▶
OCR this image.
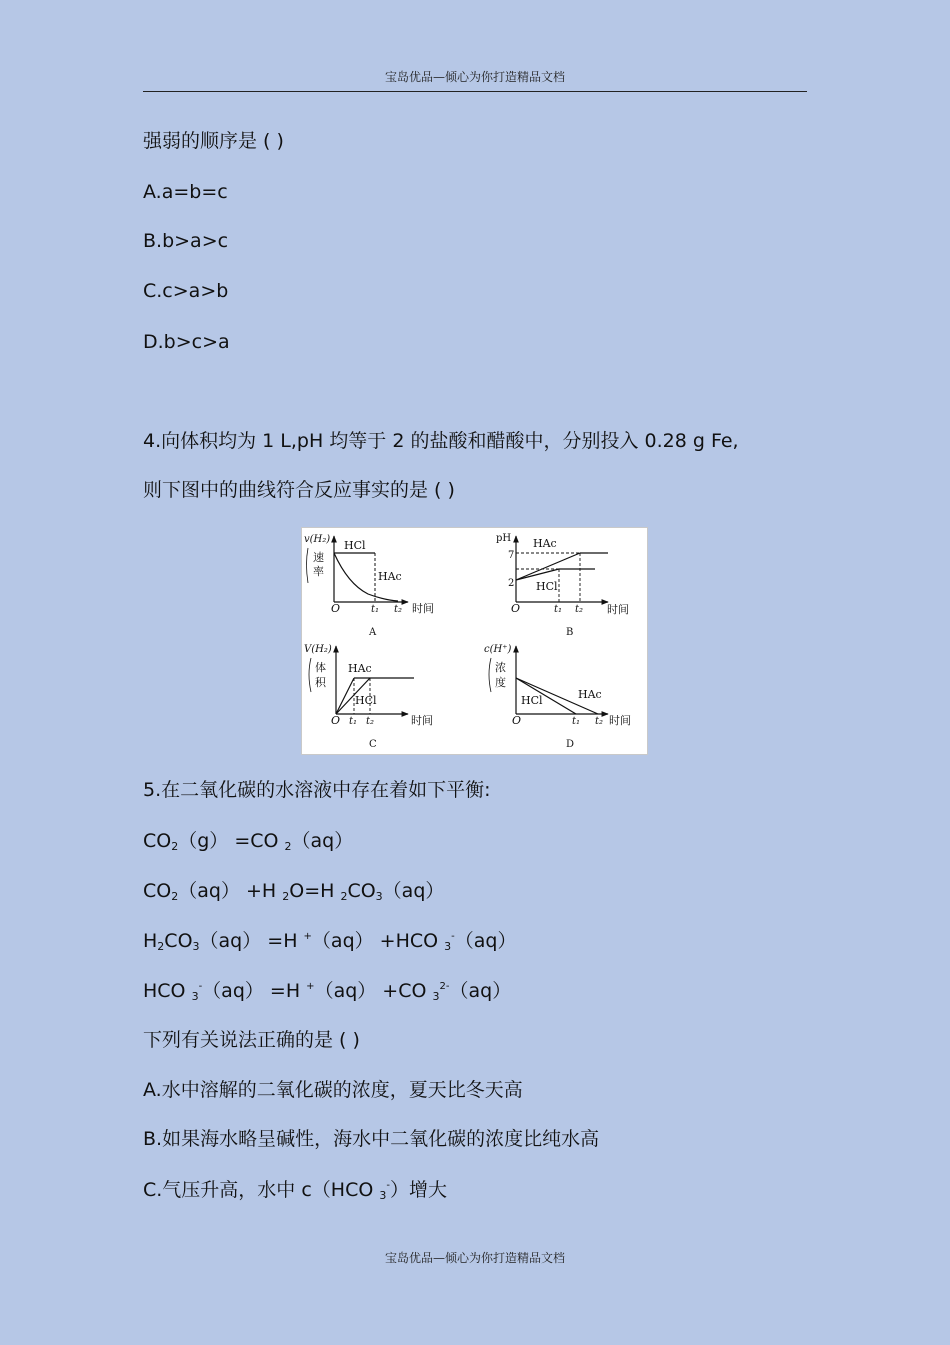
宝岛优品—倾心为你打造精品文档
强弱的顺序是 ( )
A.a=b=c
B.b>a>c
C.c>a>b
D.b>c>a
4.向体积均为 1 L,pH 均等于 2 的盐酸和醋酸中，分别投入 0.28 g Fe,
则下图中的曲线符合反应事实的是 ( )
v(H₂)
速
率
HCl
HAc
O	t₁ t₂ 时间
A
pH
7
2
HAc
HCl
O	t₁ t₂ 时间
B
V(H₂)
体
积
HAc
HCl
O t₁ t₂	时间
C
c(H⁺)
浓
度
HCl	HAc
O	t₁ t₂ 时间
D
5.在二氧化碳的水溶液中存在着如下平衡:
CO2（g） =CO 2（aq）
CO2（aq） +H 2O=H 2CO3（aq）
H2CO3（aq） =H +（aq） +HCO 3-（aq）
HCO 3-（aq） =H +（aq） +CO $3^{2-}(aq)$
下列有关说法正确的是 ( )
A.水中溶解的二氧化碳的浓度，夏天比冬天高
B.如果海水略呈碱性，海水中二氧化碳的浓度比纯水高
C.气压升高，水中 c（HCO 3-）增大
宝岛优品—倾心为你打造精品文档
◀
What the task requires:
Transcribe the records word for word and include no pictures.

Finished task:
OCR this image.
宝岛优品—倾心为你打造精品文档
强弱的顺序是 ( )
A.a=b=c
B.b>a>c
C.c>a>b
D.b>c>a
4.向体积均为 1 L,pH 均等于 2 的盐酸和醋酸中，分别投入 0.28 g Fe,
则下图中的曲线符合反应事实的是 ( )
v(H₂)
速
率
HCl
HAc
O	t₁ t₂ 时间
A
pH
7
2
HAc
HCl
O	t₁ t₂ 时间
B
V(H₂)
体
积
HAc
HCl
O t₁ t₂	时间
C
c(H⁺)
浓
度
HCl	HAc
O	t₁ t₂ 时间
D
5.在二氧化碳的水溶液中存在着如下平衡:
CO2（g） =CO 2（aq）
CO2（aq） +H 2O=H 2CO3（aq）
H2CO3（aq） =H +（aq） +HCO 3-（aq）
HCO 3-（aq） =H +（aq） +CO $3^{2-}(aq)$
下列有关说法正确的是 ( )
A.水中溶解的二氧化碳的浓度，夏天比冬天高
B.如果海水略呈碱性，海水中二氧化碳的浓度比纯水高
C.气压升高，水中 c（HCO 3-）增大
宝岛优品—倾心为你打造精品文档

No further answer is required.